__What this exercise asks__.
#1 According to the blog entry, at what time of day did the friend find the couple in the bathroom stall?
#2 Copy out everything in the records from the line that contains "symbol-cell[interactable] (626, 350, 656, 378)" down to the line that contains "symbol-cell[interactable] (834, 350, 864, 378)", with both of those lines included.

A perfect example about the distinctions I was trying to make in my last entry: A friend recently came to me with a story about how last week she found two people in her bathroom having sex in a stall. Not only were they having sex at 10:30am in the middle of the week, but they were also being very loud. When she entered the bathroom, she too tried to make as much noise as possible to alert the couple to her presence, but she actually had to walk over to the stall and bang on the door before they would stop. This is the kind of behavior I am addressing in this blog. Why would anyone want to be so public with an act that is traditionally so private?
I have one last story before I start exploring other research outside of personal narratives.
***
There is Boy1, Boy2, and Boy3, all living in a triple. Boy1 and Boy2 are good friends, while Boy3 is an outcast in his own room. Boy1 continuously has sex with his girlfriend inside the room in the middle of the night while he thinks that his roommates are sleeping. Little does he know, they are, in fact, NOT sleeping, and perfectly aware of his escapades. After Boy3 filed a complaint, a member of Residential Life sits down with Boy1 and tells him that he can no longer have sex while his roommates are present. He is told to either find someplace else, or ask his roommates for a little bit of personal time in the room. Boy1 assures everyone that it would not happen again.
Meanwhile, The Girlfriend is living in the triple with the three boys. Boy1 is told that she has to move out, and he agrees that she will, but of course she never does. They stop having sex late at night for a little while, but after a couple weeks it starts back up again, gradually getting louder and louder every time.

(Element placement records)
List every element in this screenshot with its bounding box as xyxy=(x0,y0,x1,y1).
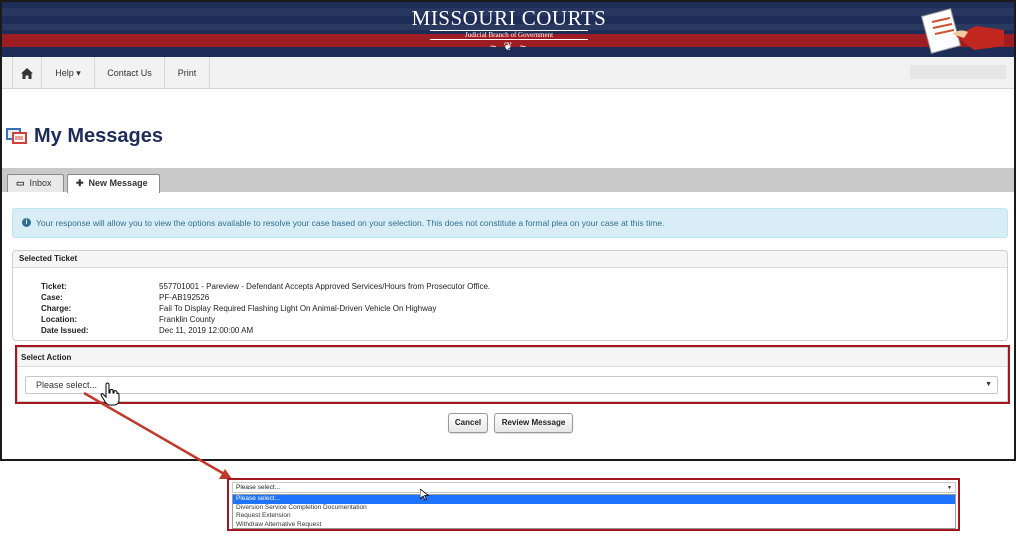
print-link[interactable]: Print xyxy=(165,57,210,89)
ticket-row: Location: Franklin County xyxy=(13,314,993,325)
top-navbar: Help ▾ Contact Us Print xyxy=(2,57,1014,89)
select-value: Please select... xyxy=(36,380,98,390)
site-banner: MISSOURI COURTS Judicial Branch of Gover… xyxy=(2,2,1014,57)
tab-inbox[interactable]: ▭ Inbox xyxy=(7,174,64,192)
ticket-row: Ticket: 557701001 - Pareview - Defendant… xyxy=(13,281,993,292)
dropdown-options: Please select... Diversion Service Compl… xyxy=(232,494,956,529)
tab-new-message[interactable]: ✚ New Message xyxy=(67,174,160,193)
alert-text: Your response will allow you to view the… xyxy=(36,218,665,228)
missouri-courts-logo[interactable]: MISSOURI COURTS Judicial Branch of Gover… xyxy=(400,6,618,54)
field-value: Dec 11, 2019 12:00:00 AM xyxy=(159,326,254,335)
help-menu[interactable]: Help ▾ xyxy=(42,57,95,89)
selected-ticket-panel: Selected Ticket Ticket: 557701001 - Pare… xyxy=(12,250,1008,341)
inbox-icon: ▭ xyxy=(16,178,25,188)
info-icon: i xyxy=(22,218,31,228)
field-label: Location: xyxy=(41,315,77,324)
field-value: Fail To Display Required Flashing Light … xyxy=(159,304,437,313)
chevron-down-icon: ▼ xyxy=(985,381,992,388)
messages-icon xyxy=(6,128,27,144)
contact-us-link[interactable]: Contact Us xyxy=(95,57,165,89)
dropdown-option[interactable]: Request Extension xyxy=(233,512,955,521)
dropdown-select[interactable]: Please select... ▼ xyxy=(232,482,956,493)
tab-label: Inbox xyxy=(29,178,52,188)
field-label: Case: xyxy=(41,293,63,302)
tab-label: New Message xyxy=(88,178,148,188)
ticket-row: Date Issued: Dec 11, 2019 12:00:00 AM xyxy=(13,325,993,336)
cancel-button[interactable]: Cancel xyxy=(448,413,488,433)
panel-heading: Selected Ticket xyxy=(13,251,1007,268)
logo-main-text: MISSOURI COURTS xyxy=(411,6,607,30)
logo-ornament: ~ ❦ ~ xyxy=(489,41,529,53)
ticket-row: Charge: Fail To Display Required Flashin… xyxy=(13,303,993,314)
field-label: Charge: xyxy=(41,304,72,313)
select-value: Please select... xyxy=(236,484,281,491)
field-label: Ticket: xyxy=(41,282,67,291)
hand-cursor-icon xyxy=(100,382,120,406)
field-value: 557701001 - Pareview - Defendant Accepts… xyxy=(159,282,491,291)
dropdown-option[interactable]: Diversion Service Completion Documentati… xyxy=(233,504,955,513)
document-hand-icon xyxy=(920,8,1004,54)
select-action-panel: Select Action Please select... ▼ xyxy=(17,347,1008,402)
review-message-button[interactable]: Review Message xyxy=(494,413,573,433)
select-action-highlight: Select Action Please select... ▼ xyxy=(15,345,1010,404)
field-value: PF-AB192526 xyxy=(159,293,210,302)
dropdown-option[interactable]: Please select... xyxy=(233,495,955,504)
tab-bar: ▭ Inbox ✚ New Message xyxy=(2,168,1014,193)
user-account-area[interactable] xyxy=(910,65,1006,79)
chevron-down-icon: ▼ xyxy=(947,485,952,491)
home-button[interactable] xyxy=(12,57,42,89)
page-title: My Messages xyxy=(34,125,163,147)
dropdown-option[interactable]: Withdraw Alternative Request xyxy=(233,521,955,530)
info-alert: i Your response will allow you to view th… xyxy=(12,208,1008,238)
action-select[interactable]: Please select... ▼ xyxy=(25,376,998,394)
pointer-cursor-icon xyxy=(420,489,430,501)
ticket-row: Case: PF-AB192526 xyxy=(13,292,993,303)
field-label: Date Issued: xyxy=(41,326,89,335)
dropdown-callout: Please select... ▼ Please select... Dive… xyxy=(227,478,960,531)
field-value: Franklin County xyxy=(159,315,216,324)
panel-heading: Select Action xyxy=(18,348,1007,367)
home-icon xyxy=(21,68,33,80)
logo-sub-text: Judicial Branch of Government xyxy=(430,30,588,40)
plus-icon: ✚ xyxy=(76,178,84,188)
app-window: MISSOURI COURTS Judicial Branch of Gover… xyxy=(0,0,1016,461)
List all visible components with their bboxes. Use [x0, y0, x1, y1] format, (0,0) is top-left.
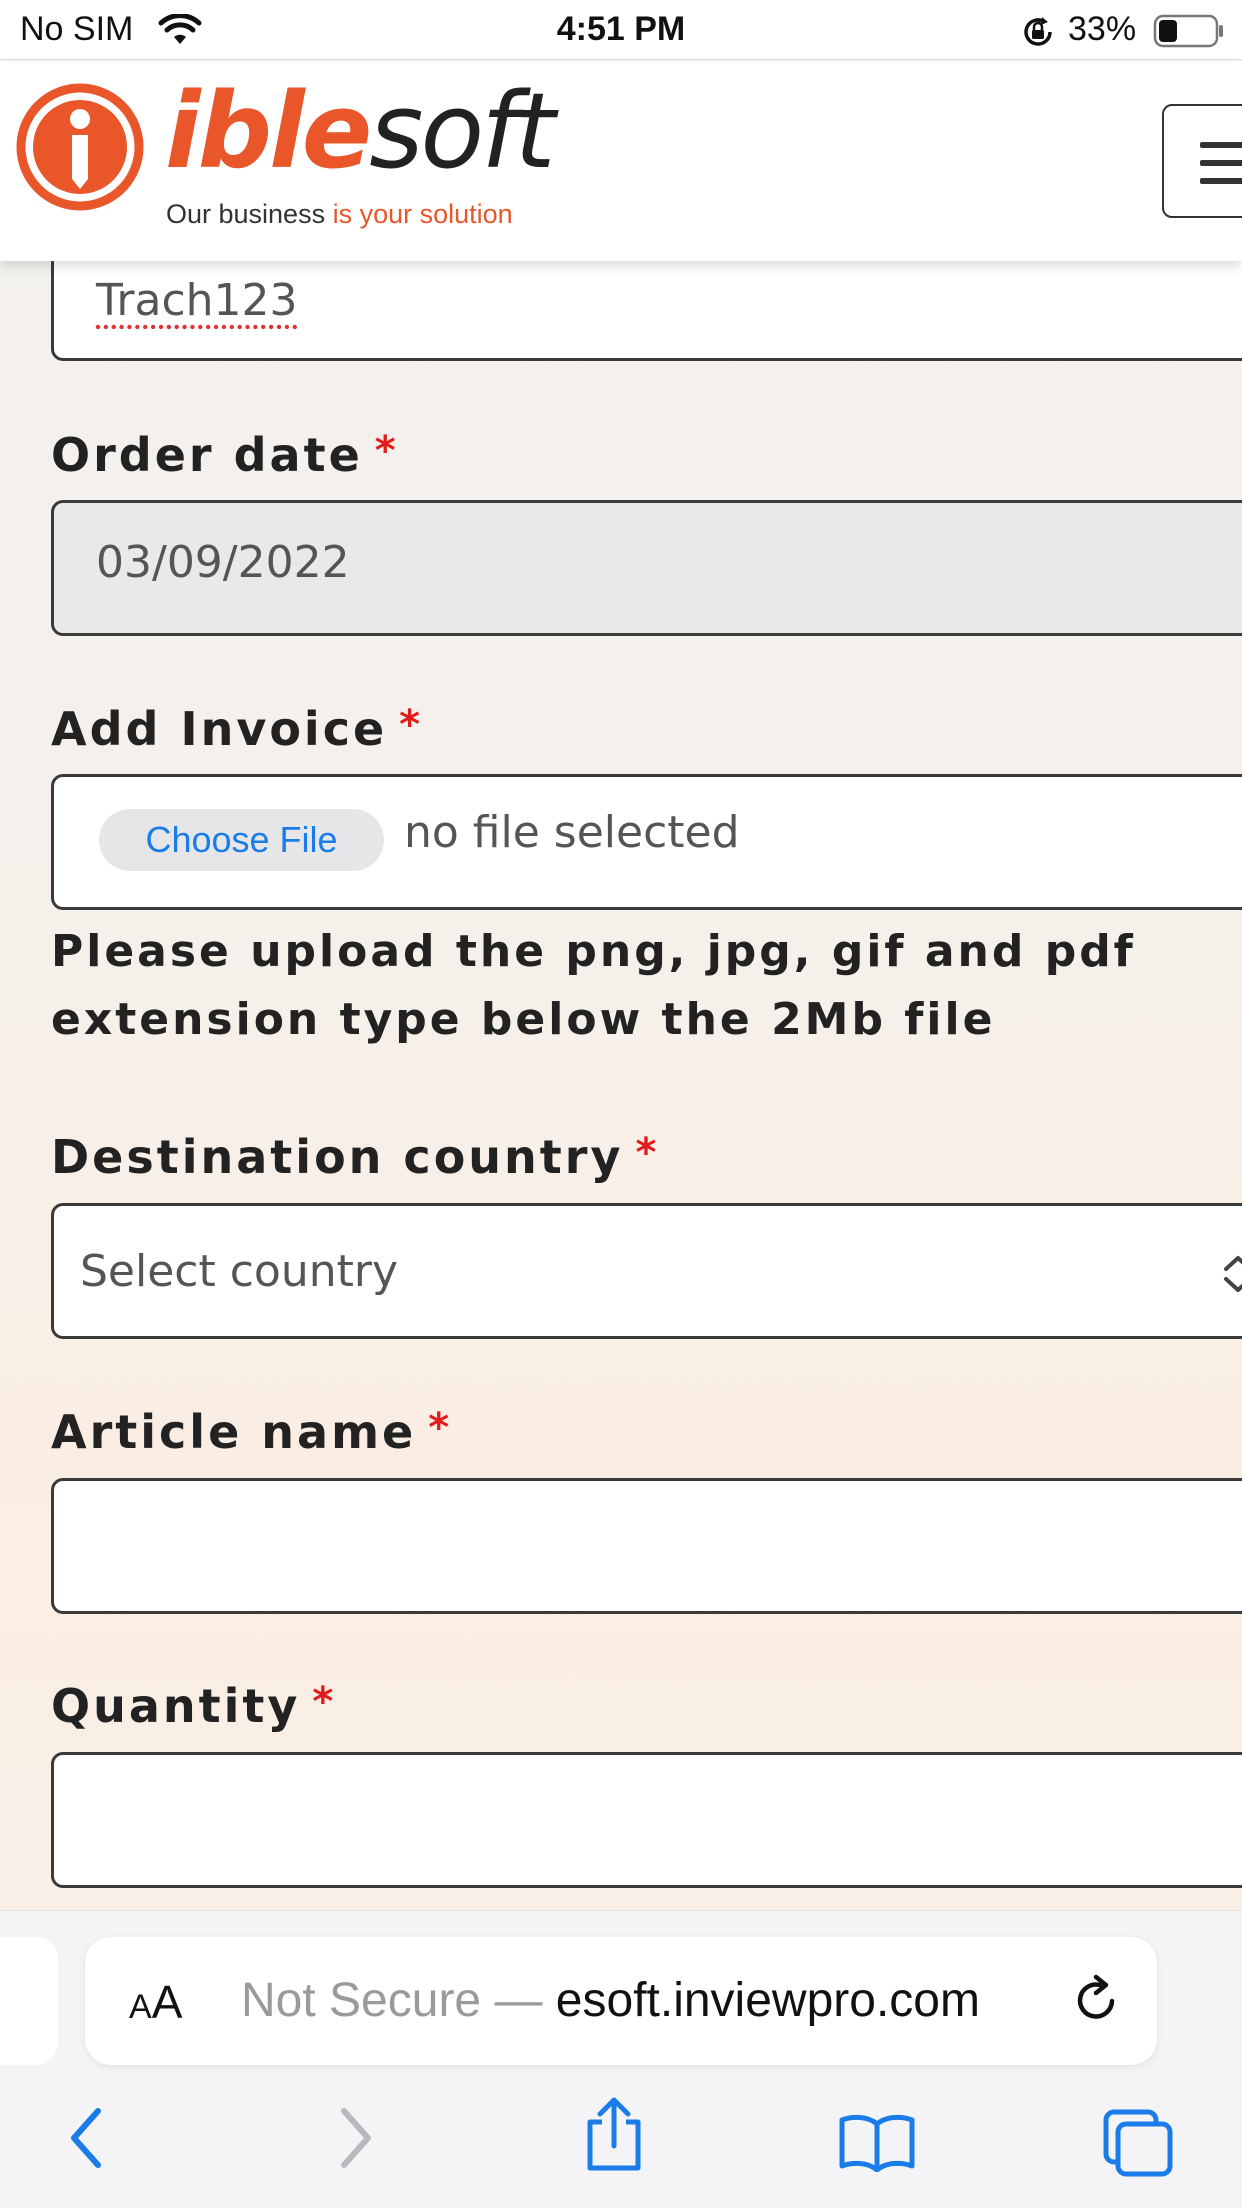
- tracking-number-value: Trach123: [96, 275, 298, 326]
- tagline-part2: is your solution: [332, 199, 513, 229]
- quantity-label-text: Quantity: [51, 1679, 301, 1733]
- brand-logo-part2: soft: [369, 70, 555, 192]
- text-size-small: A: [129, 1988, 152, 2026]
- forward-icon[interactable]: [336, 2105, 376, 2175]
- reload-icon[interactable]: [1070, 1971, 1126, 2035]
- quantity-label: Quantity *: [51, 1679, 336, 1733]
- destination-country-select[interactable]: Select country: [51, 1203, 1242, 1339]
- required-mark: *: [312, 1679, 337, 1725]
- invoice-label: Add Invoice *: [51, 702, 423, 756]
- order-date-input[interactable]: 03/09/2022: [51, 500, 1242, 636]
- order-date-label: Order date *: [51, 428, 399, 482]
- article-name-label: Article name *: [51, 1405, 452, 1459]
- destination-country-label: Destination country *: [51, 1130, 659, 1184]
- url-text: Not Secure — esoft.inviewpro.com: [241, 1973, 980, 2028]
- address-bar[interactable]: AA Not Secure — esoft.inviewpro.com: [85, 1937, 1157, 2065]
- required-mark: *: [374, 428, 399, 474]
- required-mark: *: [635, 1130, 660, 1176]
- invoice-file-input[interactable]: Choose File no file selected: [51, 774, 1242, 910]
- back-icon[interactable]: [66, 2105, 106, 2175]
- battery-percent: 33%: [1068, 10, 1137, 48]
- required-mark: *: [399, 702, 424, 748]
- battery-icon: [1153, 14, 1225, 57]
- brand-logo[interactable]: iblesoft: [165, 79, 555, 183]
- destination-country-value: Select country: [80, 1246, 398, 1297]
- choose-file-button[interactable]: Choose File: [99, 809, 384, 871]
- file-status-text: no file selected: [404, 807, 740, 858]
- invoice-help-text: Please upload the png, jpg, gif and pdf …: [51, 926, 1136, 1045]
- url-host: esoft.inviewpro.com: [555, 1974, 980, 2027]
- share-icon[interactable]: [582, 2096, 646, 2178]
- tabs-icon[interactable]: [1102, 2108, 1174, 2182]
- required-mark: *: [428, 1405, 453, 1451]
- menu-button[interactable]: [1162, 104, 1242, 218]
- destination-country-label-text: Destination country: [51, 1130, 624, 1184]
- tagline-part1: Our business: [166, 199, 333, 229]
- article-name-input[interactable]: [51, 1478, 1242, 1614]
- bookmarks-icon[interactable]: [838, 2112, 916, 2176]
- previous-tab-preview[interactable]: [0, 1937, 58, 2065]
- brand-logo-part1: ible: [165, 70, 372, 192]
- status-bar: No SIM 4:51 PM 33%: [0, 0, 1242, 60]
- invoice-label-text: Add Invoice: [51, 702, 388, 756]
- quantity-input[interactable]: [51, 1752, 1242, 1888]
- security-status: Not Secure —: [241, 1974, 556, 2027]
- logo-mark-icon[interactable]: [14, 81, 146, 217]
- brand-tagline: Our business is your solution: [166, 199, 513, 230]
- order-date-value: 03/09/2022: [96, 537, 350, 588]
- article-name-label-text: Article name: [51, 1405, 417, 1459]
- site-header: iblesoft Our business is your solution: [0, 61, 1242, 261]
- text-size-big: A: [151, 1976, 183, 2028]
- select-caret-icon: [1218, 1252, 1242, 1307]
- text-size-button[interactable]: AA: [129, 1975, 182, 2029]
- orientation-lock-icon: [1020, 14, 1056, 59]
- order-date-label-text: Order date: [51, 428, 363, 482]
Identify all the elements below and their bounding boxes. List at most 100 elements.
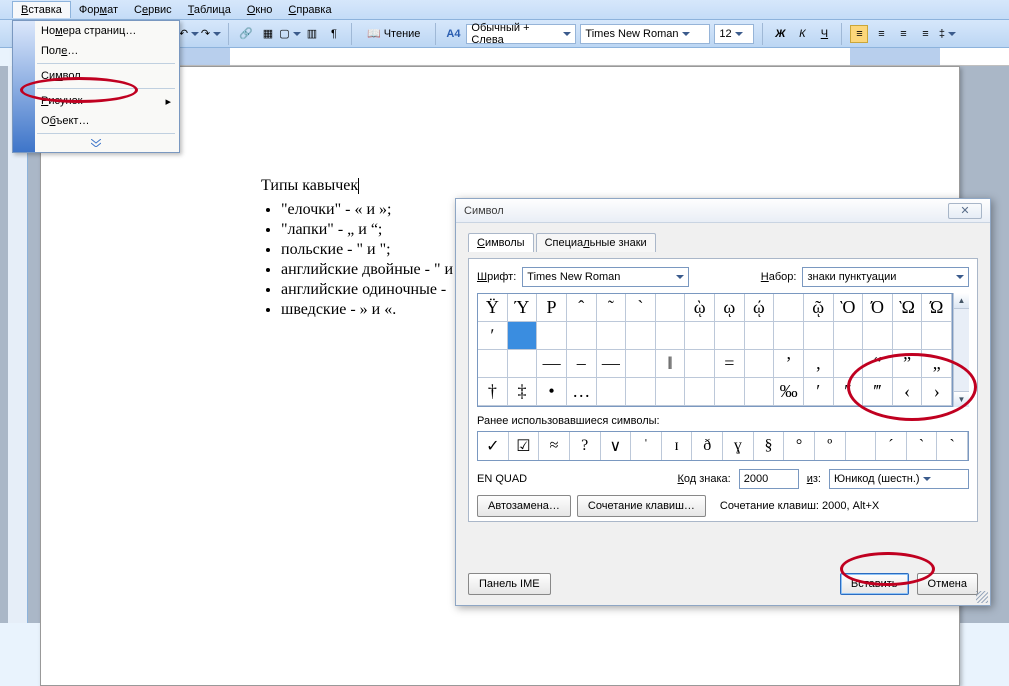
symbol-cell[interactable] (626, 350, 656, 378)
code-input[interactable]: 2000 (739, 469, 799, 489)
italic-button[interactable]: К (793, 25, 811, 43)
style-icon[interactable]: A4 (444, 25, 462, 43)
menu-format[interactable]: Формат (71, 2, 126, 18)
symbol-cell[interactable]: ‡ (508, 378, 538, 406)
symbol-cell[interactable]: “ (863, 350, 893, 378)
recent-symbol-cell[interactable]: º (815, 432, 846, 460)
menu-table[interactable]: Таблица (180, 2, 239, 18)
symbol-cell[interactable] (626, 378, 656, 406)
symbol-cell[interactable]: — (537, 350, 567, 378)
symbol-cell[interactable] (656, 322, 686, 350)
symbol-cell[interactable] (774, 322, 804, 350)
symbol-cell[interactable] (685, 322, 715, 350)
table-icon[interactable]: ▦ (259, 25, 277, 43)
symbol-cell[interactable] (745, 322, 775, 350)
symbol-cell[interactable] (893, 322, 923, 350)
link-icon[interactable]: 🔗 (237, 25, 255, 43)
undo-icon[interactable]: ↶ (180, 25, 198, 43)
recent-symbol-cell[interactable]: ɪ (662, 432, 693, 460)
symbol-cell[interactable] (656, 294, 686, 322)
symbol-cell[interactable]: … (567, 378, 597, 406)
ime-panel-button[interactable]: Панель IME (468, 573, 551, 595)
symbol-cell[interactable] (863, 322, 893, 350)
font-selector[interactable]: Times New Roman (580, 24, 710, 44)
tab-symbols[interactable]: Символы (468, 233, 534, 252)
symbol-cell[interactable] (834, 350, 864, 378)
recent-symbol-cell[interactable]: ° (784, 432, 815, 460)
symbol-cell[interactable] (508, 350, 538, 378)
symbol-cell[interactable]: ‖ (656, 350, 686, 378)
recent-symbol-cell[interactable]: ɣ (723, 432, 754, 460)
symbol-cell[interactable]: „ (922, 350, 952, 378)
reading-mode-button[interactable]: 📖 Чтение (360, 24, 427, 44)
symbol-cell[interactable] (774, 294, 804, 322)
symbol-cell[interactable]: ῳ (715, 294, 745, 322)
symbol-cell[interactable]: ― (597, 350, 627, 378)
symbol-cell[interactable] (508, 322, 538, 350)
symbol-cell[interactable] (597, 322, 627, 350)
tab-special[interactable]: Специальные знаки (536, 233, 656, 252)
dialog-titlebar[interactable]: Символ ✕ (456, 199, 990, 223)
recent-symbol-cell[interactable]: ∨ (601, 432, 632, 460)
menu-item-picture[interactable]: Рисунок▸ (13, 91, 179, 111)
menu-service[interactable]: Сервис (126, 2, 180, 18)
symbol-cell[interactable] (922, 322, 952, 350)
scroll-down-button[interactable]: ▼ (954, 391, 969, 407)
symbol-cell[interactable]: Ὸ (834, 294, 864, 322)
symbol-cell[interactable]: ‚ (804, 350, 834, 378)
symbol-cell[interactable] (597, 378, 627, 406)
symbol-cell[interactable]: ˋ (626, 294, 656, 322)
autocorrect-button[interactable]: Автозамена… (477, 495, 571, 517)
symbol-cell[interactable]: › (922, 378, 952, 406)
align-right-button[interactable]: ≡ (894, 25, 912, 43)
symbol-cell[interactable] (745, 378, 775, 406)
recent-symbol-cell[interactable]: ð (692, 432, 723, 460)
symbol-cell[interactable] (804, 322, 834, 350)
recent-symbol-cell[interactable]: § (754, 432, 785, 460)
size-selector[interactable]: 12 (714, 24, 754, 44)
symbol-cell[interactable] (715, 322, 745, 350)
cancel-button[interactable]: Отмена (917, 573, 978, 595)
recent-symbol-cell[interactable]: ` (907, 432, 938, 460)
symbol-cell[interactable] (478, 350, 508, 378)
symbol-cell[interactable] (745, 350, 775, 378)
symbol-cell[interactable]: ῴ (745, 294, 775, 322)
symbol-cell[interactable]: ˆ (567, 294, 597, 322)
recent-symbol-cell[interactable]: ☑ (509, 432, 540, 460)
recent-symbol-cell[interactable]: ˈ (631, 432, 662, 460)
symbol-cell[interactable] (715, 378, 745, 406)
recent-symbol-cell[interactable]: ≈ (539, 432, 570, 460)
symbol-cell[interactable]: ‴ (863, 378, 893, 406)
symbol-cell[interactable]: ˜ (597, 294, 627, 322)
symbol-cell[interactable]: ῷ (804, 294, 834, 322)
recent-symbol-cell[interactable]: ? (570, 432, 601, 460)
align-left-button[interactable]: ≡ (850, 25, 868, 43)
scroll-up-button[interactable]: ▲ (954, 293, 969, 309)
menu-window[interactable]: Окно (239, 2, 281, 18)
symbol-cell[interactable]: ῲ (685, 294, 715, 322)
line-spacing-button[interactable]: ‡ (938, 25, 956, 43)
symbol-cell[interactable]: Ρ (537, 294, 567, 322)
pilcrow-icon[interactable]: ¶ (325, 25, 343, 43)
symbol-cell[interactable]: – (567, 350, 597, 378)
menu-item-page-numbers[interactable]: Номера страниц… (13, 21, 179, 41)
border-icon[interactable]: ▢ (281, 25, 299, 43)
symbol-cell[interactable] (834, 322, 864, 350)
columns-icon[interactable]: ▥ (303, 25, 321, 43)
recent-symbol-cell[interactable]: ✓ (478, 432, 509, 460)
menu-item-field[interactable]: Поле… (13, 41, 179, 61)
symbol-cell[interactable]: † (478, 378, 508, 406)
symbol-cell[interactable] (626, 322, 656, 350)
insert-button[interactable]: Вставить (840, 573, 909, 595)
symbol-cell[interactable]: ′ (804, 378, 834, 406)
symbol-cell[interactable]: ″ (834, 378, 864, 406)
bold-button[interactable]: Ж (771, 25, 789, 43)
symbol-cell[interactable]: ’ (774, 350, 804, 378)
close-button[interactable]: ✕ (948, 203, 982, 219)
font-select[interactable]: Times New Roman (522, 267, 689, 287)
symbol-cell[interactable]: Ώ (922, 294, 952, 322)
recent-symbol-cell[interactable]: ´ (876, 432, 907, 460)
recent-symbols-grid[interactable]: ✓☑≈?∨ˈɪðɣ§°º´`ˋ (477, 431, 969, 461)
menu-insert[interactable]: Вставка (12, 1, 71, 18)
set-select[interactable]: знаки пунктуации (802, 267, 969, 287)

__Answers below__.
#1 At 10:30am, in the middle of the week.

#2
symbol-cell[interactable] (626, 350, 656, 378)
code-input[interactable]: 2000 (739, 469, 799, 489)
italic-button[interactable]: К (793, 25, 811, 43)
style-icon[interactable]: A4 (444, 25, 462, 43)
menu-format[interactable]: Формат (71, 2, 126, 18)
symbol-cell[interactable]: ‡ (508, 378, 538, 406)
symbol-cell[interactable]: “ (863, 350, 893, 378)
recent-symbol-cell[interactable]: º (815, 432, 846, 460)
menu-table[interactable]: Таблица (180, 2, 239, 18)
symbol-cell[interactable] (626, 378, 656, 406)
symbol-cell[interactable]: — (537, 350, 567, 378)
symbol-cell[interactable] (656, 322, 686, 350)
symbol-cell[interactable] (774, 322, 804, 350)
symbol-cell[interactable] (685, 322, 715, 350)
table-icon[interactable]: ▦ (259, 25, 277, 43)
symbol-cell[interactable] (745, 322, 775, 350)
symbol-cell[interactable] (893, 322, 923, 350)
link-icon[interactable]: 🔗 (237, 25, 255, 43)
undo-icon[interactable]: ↶ (180, 25, 198, 43)
recent-symbol-cell[interactable]: ɪ (662, 432, 693, 460)
symbol-cell[interactable] (656, 294, 686, 322)
symbol-cell[interactable]: … (567, 378, 597, 406)
ime-panel-button[interactable]: Панель IME (468, 573, 551, 595)
symbol-cell[interactable] (863, 322, 893, 350)
font-selector[interactable]: Times New Roman (580, 24, 710, 44)
tab-symbols[interactable]: Символы (468, 233, 534, 252)
symbol-cell[interactable] (834, 350, 864, 378)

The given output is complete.